STATED EXERCISE:
Search the data below for the word "ambiente" and copy each line that holds it.

════════════════

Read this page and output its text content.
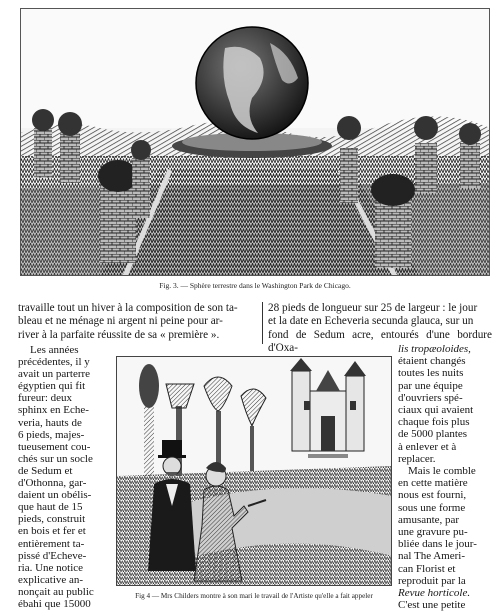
Fig. 3. — Sphère terrestre dans le Washington Park de Chicago.

travaille tout un hiver à la composition de son ta-

bleau et ne ménage ni argent ni peine pour ar-

river à la parfaite réussite de sa « première ».

28 pieds de longueur sur 25 de largeur : le jour

et la date en Echeveria secunda glauca, sur un

fond de Sedum acre, entourés d'une bordure d'Oxa-

Les années

précédentes, il y

avait un parterre

égyptien qui fit

fureur: deux

sphinx en Eche-

veria, hauts de

6 pieds, majes-

tueusement cou-

chés sur un socle

de Sedum et

d'Othonna, gar-

daient un obélis-

que haut de 15

pieds, construit

en bois et fer et

entièrement ta-

pissé d'Echeve-

ria. Une notice

explicative an-

nonçait au public

ébahi que 15000

Fig 4 — Mrs Childers montre à son mari le travail de l'Artiste qu'elle a fait appeler

lis tropæoloides,

étaient changés

toutes les nuits

par une équipe

d'ouvriers spé-

ciaux qui avaient

chaque fois plus

de 5000 plantes

à enlever et à

replacer.

Mais le comble

en cette matière

nous est fourni,

sous une forme

amusante, par

une gravure pu-

bliée dans le jour-

nal The Ameri-

can Florist et

reproduit par la

Revue horticole.

C'est une petite
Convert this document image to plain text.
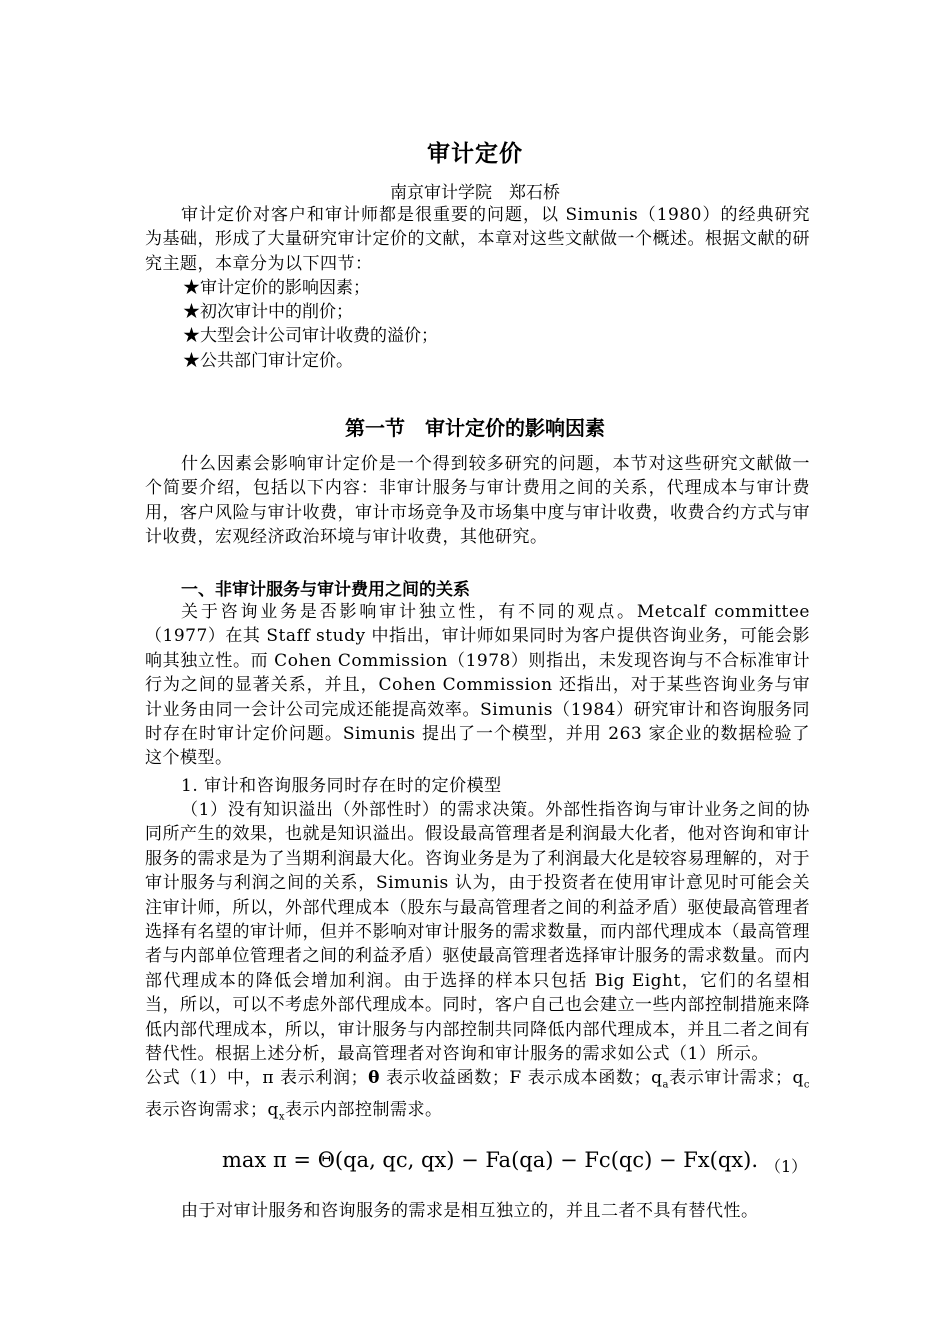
审计定价
南京审计学院　郑石桥

审计定价对客户和审计师都是很重要的问题，以 Simunis（1980）的经典研究为基础，形成了大量研究审计定价的文献，本章对这些文献做一个概述。根据文献的研究主题，本章分为以下四节：

★审计定价的影响因素；
★初次审计中的削价；
★大型会计公司审计收费的溢价；
★公共部门审计定价。
第一节　审计定价的影响因素

什么因素会影响审计定价是一个得到较多研究的问题，本节对这些研究文献做一个简要介绍，包括以下内容：非审计服务与审计费用之间的关系，代理成本与审计费用，客户风险与审计收费，审计市场竞争及市场集中度与审计收费，收费合约方式与审计收费，宏观经济政治环境与审计收费，其他研究。

一、非审计服务与审计费用之间的关系

关于咨询业务是否影响审计独立性，有不同的观点。Metcalf committee（1977）在其 Staff study 中指出，审计师如果同时为客户提供咨询业务，可能会影响其独立性。而 Cohen Commission（1978）则指出，未发现咨询与不合标准审计行为之间的显著关系，并且，Cohen Commission 还指出，对于某些咨询业务与审计业务由同一会计公司完成还能提高效率。Simunis（1984）研究审计和咨询服务同时存在时审计定价问题。Simunis 提出了一个模型，并用 263 家企业的数据检验了这个模型。

1. 审计和咨询服务同时存在时的定价模型

（1）没有知识溢出（外部性时）的需求决策。外部性指咨询与审计业务之间的协同所产生的效果，也就是知识溢出。假设最高管理者是利润最大化者，他对咨询和审计服务的需求是为了当期利润最大化。咨询业务是为了利润最大化是较容易理解的，对于审计服务与利润之间的关系，Simunis 认为，由于投资者在使用审计意见时可能会关注审计师，所以，外部代理成本（股东与最高管理者之间的利益矛盾）驱使最高管理者选择有名望的审计师，但并不影响对审计服务的需求数量，而内部代理成本（最高管理者与内部单位管理者之间的利益矛盾）驱使最高管理者选择审计服务的需求数量。而内部代理成本的降低会增加利润。由于选择的样本只包括 Big Eight，它们的名望相当，所以，可以不考虑外部代理成本。同时，客户自己也会建立一些内部控制措施来降低内部代理成本，所以，审计服务与内部控制共同降低内部代理成本，并且二者之间有替代性。根据上述分析，最高管理者对咨询和审计服务的需求如公式（1）所示。

公式（1）中，π 表示利润；θ 表示收益函数；F 表示成本函数；$q_a$表示审计需求；$q_c$表示咨询需求；$q_x$表示内部控制需求。

max π = Θ(qa, qc, qx) − Fa(qa) − Fc(qc) − Fx(qx). （1）
由于对审计服务和咨询服务的需求是相互独立的，并且二者不具有替代性。
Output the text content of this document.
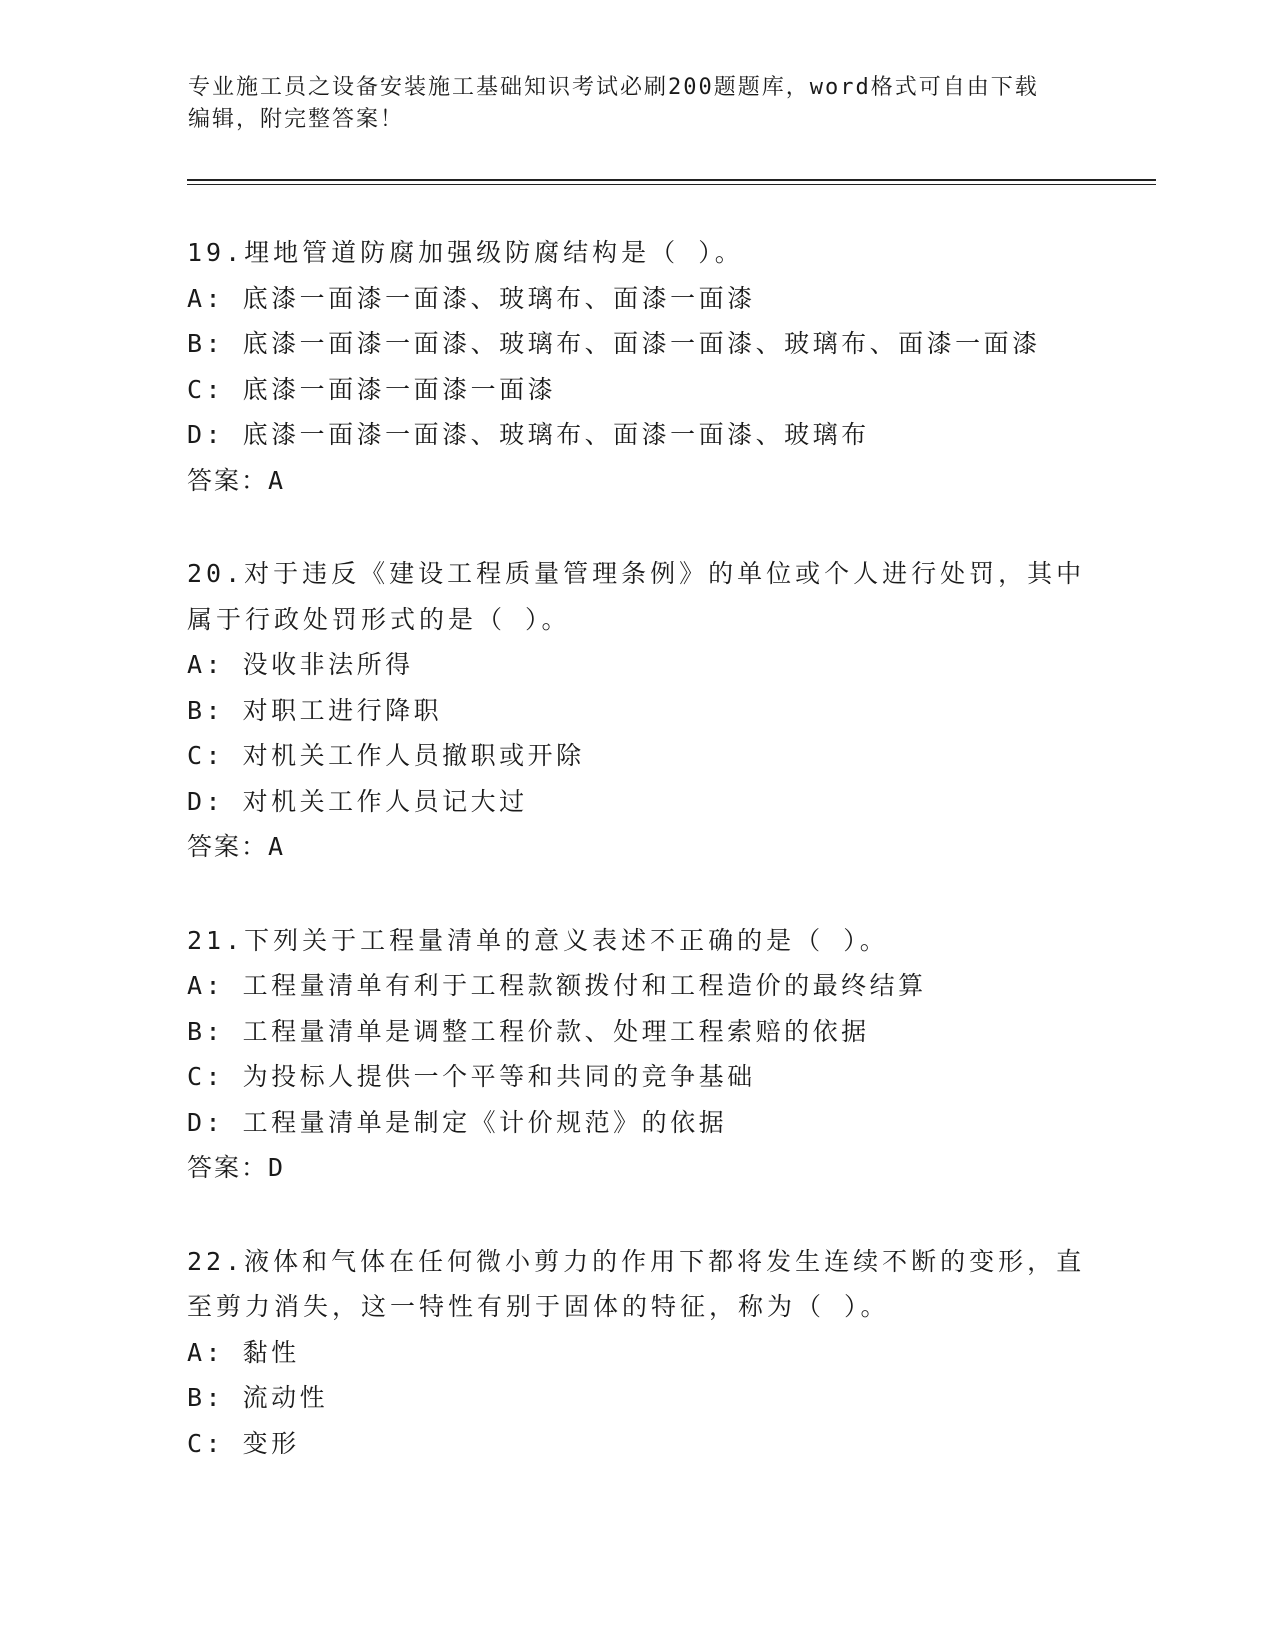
专业施工员之设备安装施工基础知识考试必刷200题题库，word格式可自由下载
编辑，附完整答案！
19.埋地管道防腐加强级防腐结构是（ ）。
A: 底漆一面漆一面漆、玻璃布、面漆一面漆
B: 底漆一面漆一面漆、玻璃布、面漆一面漆、玻璃布、面漆一面漆
C: 底漆一面漆一面漆一面漆
D: 底漆一面漆一面漆、玻璃布、面漆一面漆、玻璃布
答案：A
20.对于违反《建设工程质量管理条例》的单位或个人进行处罚，其中
属于行政处罚形式的是（ ）。
A: 没收非法所得
B: 对职工进行降职
C: 对机关工作人员撤职或开除
D: 对机关工作人员记大过
答案：A
21.下列关于工程量清单的意义表述不正确的是（ ）。
A: 工程量清单有利于工程款额拨付和工程造价的最终结算
B: 工程量清单是调整工程价款、处理工程索赔的依据
C: 为投标人提供一个平等和共同的竞争基础
D: 工程量清单是制定《计价规范》的依据
答案：D
22.液体和气体在任何微小剪力的作用下都将发生连续不断的变形，直
至剪力消失，这一特性有别于固体的特征，称为（ ）。
A: 黏性
B: 流动性
C: 变形
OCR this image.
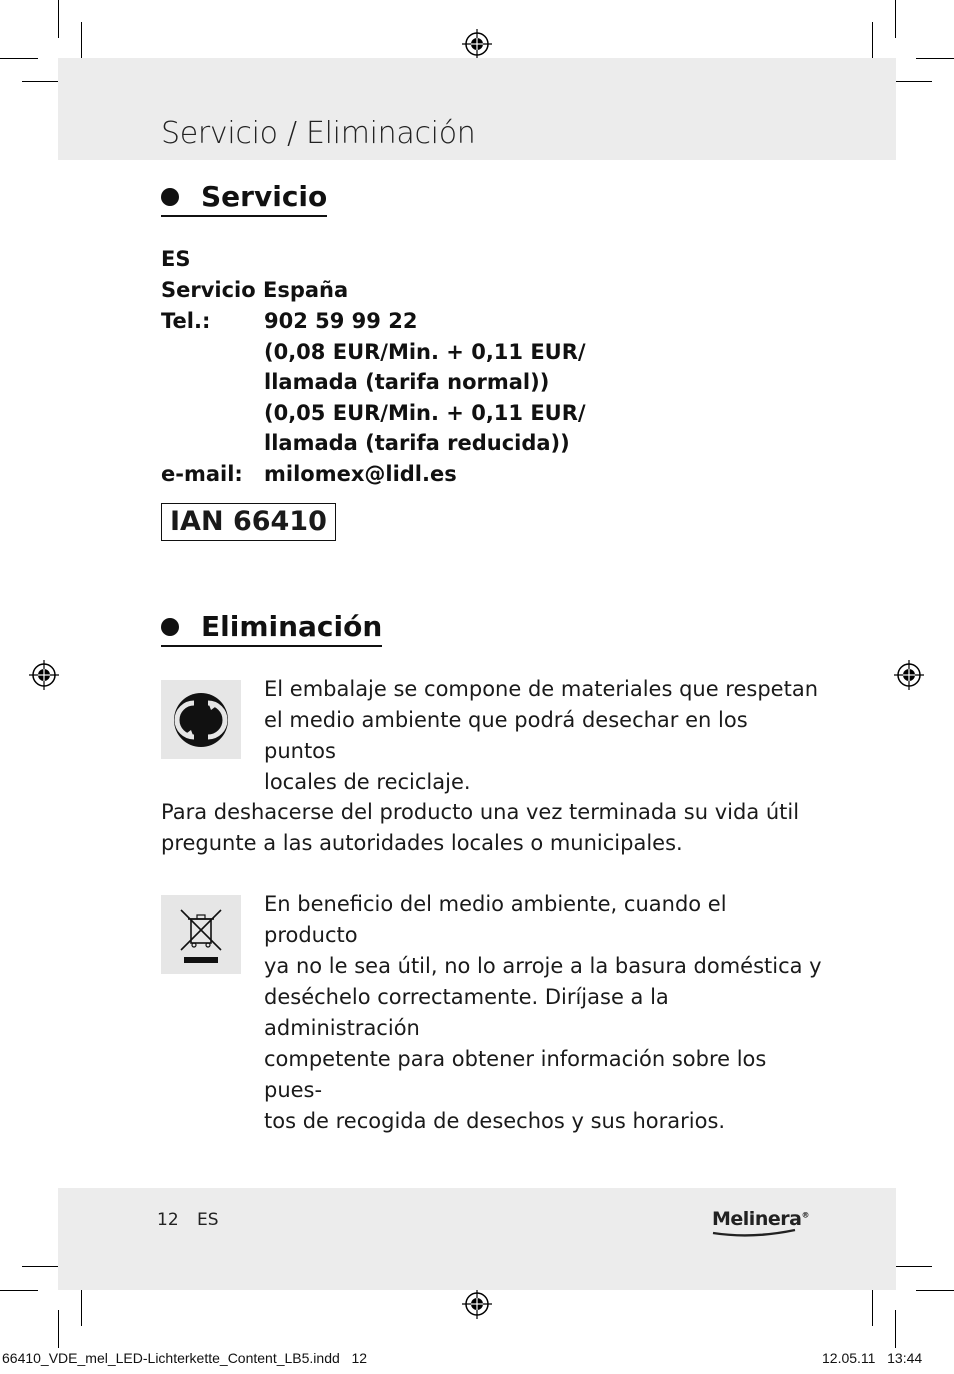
Servicio / Eliminación
Servicio
ES
Servicio España
Tel.:	902 59 99 22
(0,08 EUR/Min. + 0,11 EUR/
llamada (tarifa normal))
(0,05 EUR/Min. + 0,11 EUR/
llamada (tarifa reducida))
e-mail: milomex@lidl.es
IAN 66410
Eliminación
El embalaje se compone de materiales que respetan
el medio ambiente que podrá desechar en los puntos
locales de reciclaje.
Para deshacerse del producto una vez terminada su vida útil
pregunte a las autoridades locales o municipales.
En beneficio del medio ambiente, cuando el producto
ya no le sea útil, no lo arroje a la basura doméstica y
deséchelo correctamente. Diríjase a la administración
competente para obtener información sobre los pues-
tos de recogida de desechos y sus horarios.
12 ES	Melinera®
66410_VDE_mel_LED-Lichterkette_Content_LB5.indd   12	12.05.11   13:44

════════════════

EXERCISE SOLUTION:
el medio ambiente que podrá desechar en los puntos
En beneficio del medio ambiente, cuando el producto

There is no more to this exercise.